EXTRACT:
::::

Authors: Rachel Lloyd
Despite pimps’ claims that “pimpin ain’t easy,” it actually is. There’s little reason for them to stop or to change, to choose one girl to “square up” with and start a normal nine-to-five life. Unfortunately, this is the part of the equation that the girls don’t see. Their desire to be “that” girl, the one he really loves and who will make him leave the life, overwhelms all logic. Girls who go back to their pimp aren’t going back because they “miss” the life, they’re going back believing, just like anyone else going back to an unhealthy situation, that things will really be different this time.
Girls relapse because the pain is no longer tangible. Human beings have a remarkable ability to forget pain. We all remember feeling sad, or hurt, or in physical pain, but we don’t
feel
it anymore; it’s a cerebral memory, not a physical one. This great defense mechanism probably accounts for the survival of the human race. It’s what enables a woman to go through the pain of childbirth again. It’s what enables us to date again after a soul-crushing divorce, to trust people after horrific betrayals. It’s also what allows us to pick up that one cigarette or drink after months or years of a hard-won freedom from addiction. It’s what enables us to go back to the person who has broken our hearts and who, inevitably, will do so again.
One of my favorite examples of our ability to forget pain comes from the Old Testament story of the Israelites after they escaped from slavery in Egypt and were led by Moses to the Promised Land. Most of the girls at GEMS are semifamiliar with it, either due to some knowledge of the Bible or from the animated movie
The Prince of Egypt
. I tell the girls how excited and grateful the Israelites were when they first escaped, thanks to God’s parting of the Red Sea. But the Promised Land’s a bit farther off than they thought, and so they’ve got to spend time in the desert first. It’s cool at first, but after a while the Israelites are eating nothing but manna. While they don’t miss being slaves, they miss the good food back in Egypt and forget how bad it really was, how hard it was to leave, how frightened they were, how it took many miracles before Pharaoh would let them go.
It’s easy to miss the food, whatever that represents to you, when the manna sucks. Especially when you’re fourteen or even eighteen years old. For adolescents who generally have not yet developed a sense of the future, right now feels like forever. The ability to endure a bad situation and imagine an alternative future is something that most adults develop over time. It’s only after your third or fourth serious heartbreak that you begin to realize that the world probably won’t end and that your heart will continue to beat, despite your fervent wishes to the contrary. “This too shall pass” was not said by a teenager. Combine normal human behavior with short-term adolescent thinking, add in the complexities of Stockholm syndrome or trauma bonds, with the persistence of a skilled manipulator, and it’s not that surprising that girls struggle so much with returning to the life.

::::

STORED RECORDS:
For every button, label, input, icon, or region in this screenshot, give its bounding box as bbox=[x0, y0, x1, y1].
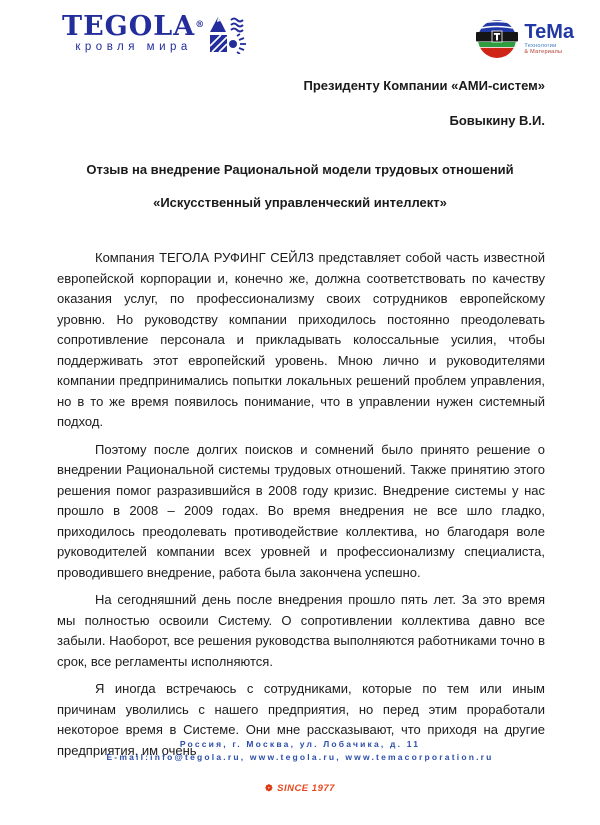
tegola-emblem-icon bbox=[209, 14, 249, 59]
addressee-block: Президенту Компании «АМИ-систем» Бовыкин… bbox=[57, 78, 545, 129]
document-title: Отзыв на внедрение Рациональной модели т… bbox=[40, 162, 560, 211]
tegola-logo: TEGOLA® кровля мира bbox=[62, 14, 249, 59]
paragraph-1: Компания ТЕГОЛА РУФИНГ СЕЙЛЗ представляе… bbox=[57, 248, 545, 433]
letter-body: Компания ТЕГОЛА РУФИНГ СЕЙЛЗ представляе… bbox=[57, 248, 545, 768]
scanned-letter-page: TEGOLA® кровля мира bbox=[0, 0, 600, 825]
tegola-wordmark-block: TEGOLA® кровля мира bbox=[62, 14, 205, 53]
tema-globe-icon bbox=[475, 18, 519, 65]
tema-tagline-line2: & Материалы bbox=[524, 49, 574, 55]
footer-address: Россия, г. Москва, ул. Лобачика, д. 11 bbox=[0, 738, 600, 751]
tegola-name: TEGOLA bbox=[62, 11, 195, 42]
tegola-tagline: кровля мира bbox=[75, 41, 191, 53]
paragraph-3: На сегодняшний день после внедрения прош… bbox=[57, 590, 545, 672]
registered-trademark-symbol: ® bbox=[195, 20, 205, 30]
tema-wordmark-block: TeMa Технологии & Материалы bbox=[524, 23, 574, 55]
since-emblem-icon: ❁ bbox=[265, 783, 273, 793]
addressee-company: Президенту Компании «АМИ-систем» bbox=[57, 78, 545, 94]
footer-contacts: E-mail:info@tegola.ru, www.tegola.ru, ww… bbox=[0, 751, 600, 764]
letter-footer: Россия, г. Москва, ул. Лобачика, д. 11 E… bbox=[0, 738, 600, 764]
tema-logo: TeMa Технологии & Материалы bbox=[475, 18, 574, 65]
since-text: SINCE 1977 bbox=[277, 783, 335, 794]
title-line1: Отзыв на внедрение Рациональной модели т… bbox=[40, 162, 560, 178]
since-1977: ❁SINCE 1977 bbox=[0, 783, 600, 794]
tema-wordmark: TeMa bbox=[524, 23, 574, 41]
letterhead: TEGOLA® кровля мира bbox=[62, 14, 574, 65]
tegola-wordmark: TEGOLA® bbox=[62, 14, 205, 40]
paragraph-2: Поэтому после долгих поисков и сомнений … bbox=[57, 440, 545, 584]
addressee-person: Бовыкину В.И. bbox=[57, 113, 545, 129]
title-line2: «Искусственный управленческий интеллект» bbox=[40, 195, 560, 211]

::::

WORK TO DO:
[a] Using the excerpt on girls returning to their pimps, decide whether each statement agrees with it: (i) girls who go back to their pimp do so because they miss the life; (ii) most of the girls at GEMS are semifamiliar with the story of the Israelites; (iii) the Israelites in the desert miss being slaves. Answer yes or no for each and quote the words that settle it.
[b] In the excerpt on girls returning to their pimps, what are the Israelites eating nothing but after a while in the desert?

FINAL RESULTS:
[a]
(i) No: "Girls who go back to their pimp aren’t going back because they “miss” the life"
(ii) Yes: "Most of the girls at GEMS are semifamiliar with it"
(iii) No: "While they don’t miss being slaves"

[b] Manna.